◆ Problem requirements ◆
Scan the data beneath this task and copy each line that includes "城市AIoT平台市场空间".
——————————
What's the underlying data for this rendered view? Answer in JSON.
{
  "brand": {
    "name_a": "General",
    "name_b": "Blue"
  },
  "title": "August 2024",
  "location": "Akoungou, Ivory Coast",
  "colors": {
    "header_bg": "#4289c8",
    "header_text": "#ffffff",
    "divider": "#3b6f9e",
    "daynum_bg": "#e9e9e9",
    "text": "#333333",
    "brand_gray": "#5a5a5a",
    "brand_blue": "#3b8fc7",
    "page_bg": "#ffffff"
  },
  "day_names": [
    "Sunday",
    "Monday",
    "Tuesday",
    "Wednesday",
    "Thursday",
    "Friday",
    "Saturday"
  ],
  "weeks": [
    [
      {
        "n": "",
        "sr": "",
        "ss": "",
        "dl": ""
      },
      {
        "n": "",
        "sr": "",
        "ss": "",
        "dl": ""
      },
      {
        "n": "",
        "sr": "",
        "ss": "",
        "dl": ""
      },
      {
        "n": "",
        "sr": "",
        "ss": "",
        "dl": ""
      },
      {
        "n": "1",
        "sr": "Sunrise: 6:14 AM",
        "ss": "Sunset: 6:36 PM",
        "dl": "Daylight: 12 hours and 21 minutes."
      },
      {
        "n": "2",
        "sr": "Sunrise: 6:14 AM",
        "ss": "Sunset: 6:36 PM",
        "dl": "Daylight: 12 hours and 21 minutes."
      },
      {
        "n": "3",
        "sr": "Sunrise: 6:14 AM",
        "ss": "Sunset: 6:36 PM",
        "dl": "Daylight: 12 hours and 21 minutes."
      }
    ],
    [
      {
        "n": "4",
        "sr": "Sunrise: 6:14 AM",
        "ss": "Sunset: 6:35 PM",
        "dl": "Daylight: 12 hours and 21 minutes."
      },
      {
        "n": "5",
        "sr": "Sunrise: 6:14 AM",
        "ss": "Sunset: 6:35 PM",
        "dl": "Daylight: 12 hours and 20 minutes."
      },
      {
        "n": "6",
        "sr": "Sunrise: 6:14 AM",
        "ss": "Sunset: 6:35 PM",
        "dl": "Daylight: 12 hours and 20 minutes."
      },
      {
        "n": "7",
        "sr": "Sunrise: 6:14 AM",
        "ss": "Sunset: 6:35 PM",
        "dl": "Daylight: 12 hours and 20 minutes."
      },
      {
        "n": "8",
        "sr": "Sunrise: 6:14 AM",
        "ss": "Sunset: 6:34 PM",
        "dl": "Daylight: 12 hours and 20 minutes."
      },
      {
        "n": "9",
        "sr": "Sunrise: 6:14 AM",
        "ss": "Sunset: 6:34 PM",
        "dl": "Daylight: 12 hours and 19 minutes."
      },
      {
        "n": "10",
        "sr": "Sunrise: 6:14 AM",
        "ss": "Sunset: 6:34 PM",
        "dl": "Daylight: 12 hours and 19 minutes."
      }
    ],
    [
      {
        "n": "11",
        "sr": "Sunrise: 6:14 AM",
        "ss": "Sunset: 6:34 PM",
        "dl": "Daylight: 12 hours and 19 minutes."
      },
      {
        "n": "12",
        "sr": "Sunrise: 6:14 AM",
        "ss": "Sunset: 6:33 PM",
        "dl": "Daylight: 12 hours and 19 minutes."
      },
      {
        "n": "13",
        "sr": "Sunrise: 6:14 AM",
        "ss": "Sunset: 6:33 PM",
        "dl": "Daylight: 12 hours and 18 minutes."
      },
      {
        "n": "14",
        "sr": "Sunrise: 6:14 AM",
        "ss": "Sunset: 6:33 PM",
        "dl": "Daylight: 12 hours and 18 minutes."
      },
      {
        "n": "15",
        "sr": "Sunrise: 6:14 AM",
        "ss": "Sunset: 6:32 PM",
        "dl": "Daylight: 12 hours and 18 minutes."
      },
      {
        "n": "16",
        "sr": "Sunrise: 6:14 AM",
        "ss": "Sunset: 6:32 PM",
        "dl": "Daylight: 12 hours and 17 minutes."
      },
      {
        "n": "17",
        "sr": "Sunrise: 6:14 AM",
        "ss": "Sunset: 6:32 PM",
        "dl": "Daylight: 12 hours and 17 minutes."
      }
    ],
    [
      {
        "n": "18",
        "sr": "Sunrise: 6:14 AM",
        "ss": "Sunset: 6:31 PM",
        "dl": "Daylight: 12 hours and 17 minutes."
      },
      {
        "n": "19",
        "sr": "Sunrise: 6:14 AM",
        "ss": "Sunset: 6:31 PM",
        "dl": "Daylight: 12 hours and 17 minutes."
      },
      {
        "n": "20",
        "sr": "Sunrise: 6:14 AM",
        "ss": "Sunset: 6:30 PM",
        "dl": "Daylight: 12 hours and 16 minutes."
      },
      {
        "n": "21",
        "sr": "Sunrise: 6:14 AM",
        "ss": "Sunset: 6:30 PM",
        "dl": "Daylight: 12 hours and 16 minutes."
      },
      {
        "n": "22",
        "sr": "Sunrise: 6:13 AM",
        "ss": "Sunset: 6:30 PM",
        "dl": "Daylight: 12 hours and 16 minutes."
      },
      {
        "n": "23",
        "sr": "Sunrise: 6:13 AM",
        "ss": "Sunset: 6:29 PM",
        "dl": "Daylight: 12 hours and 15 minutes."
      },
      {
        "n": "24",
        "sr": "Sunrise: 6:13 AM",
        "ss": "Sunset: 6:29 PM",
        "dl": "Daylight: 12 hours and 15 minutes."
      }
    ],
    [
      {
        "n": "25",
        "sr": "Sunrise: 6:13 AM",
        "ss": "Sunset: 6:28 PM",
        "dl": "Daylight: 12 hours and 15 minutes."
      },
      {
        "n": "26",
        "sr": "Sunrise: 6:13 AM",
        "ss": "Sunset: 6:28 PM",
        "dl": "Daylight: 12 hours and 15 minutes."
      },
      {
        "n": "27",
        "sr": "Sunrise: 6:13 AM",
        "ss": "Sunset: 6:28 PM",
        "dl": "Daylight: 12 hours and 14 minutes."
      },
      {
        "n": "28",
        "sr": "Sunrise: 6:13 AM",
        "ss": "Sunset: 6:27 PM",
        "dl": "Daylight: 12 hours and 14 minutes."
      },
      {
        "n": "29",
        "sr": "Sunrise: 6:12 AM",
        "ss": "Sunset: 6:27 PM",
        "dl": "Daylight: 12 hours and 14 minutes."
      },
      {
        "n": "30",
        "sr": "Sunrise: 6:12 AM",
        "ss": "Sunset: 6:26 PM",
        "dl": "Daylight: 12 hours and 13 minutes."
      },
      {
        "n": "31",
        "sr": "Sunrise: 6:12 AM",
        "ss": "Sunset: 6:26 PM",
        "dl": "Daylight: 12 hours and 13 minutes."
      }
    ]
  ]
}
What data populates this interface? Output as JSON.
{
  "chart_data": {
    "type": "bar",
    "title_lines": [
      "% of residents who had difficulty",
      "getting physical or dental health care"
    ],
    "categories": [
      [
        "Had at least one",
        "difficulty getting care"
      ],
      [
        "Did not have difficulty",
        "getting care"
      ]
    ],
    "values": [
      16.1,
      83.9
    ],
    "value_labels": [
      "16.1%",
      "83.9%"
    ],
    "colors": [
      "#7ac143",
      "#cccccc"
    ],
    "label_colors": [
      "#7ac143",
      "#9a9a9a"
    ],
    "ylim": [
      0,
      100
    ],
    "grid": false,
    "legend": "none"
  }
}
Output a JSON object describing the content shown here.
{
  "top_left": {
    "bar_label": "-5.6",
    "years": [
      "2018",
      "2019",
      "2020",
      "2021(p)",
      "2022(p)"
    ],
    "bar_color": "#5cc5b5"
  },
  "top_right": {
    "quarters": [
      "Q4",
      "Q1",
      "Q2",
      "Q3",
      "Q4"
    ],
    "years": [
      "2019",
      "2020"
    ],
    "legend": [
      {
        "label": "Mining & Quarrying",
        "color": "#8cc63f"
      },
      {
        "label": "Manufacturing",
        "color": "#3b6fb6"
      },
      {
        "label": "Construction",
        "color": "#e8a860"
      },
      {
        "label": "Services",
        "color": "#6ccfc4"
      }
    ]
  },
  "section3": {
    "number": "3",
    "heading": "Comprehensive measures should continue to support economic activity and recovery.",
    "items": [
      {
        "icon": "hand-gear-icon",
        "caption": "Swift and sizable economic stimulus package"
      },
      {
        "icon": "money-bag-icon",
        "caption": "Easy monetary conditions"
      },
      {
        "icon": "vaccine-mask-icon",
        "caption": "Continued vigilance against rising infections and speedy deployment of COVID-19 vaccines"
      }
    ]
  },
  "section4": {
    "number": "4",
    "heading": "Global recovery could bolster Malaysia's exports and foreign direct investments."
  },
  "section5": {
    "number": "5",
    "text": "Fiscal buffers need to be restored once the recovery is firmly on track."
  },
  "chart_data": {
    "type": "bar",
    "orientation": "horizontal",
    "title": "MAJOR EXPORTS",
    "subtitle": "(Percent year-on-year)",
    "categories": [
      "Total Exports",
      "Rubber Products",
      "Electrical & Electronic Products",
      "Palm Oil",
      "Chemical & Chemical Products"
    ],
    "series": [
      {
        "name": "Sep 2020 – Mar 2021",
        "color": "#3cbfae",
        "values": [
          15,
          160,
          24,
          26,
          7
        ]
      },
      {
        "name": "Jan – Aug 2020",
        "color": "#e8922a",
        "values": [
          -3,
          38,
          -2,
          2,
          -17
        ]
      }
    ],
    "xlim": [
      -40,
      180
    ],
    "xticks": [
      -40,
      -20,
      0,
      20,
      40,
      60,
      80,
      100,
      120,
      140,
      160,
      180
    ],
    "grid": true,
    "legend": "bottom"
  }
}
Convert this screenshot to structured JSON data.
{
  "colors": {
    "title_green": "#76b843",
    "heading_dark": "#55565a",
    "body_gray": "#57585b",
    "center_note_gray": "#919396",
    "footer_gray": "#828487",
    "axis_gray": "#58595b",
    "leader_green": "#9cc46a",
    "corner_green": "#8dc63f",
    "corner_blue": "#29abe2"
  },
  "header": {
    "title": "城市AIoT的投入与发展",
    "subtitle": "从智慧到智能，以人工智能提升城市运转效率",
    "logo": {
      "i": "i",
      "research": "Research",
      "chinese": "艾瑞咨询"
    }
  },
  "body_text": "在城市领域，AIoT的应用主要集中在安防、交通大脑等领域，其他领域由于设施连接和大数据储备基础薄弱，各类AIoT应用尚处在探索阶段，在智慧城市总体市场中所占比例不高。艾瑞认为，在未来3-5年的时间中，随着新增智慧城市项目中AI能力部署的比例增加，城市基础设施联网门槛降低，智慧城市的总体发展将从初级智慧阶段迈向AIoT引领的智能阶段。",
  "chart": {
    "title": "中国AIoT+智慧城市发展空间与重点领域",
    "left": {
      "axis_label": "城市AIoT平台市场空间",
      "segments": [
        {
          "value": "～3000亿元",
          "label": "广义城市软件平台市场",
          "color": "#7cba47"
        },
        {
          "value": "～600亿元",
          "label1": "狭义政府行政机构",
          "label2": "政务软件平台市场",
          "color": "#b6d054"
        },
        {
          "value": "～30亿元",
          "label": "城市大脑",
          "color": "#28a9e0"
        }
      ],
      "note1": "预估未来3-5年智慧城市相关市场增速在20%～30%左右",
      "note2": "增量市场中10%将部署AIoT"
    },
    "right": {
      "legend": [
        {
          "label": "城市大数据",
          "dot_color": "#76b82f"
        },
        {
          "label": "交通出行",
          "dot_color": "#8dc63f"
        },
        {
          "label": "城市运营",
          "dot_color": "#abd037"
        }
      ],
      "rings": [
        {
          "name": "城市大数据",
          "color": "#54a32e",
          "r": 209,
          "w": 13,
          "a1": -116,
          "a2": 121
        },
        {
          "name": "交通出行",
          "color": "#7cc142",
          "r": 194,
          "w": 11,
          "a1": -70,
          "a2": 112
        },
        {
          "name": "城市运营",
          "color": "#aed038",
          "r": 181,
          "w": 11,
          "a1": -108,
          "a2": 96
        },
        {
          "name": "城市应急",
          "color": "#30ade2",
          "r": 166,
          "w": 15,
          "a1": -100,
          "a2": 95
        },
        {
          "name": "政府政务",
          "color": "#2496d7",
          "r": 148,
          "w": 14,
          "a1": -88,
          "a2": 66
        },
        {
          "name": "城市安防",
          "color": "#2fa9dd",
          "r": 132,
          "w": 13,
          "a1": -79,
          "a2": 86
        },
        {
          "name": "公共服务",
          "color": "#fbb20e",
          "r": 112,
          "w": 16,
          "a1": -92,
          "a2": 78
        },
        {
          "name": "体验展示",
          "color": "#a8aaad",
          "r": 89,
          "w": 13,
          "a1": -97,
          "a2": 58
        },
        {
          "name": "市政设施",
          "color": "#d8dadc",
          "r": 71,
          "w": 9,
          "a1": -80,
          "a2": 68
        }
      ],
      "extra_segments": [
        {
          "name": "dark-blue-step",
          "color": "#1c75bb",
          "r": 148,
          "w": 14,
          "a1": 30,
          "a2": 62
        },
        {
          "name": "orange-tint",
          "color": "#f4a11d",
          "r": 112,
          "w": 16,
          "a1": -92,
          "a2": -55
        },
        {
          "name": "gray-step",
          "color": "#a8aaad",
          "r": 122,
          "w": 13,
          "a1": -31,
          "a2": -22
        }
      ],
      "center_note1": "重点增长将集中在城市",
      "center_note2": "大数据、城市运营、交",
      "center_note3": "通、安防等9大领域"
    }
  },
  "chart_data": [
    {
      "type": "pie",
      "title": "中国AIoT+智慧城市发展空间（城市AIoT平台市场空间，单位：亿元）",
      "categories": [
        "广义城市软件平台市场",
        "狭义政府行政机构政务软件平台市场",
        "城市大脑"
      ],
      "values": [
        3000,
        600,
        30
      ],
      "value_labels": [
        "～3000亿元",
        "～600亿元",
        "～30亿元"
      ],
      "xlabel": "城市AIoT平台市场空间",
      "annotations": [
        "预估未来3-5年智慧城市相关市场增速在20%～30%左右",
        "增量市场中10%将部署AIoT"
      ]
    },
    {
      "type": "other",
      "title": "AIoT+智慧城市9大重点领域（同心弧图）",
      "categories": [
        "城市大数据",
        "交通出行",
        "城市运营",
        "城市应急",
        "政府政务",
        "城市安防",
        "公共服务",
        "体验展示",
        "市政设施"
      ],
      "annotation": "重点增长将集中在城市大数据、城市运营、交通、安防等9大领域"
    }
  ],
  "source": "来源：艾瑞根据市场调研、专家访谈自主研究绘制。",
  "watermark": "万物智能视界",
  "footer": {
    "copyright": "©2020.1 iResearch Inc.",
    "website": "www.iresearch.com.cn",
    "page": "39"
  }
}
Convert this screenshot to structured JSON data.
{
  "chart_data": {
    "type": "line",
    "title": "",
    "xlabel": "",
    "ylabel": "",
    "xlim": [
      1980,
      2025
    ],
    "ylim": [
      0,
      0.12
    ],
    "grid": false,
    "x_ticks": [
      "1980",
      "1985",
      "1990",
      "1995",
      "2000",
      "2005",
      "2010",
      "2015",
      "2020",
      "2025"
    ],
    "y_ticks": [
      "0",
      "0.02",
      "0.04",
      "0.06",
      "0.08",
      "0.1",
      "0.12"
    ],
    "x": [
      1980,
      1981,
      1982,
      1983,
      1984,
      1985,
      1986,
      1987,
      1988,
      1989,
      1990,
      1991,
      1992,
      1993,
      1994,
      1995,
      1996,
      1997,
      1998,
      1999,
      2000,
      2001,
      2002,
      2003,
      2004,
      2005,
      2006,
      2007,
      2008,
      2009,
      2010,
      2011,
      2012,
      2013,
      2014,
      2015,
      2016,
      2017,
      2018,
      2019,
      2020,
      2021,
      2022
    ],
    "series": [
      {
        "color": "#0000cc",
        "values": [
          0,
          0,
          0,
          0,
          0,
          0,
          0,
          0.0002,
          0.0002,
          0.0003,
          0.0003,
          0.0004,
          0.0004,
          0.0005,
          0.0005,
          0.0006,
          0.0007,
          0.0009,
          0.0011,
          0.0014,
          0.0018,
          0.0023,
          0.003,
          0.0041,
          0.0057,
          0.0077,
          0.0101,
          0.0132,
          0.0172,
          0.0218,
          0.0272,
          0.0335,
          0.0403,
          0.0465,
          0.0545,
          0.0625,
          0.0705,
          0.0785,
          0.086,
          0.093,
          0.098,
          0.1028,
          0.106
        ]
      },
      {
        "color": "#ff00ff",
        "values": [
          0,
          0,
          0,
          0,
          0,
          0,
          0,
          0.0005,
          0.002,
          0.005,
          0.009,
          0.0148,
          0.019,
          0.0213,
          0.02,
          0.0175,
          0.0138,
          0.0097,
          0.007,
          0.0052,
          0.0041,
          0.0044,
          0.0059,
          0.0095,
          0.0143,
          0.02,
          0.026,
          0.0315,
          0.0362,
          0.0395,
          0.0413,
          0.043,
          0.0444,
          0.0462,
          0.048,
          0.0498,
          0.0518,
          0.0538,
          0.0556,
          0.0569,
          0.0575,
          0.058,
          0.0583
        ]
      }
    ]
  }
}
——————————
◆ Result of this task ◆
      "axis_label": "城市AIoT平台市场空间",
      "title": "中国AIoT+智慧城市发展空间（城市AIoT平台市场空间，单位：亿元）",
      "xlabel": "城市AIoT平台市场空间",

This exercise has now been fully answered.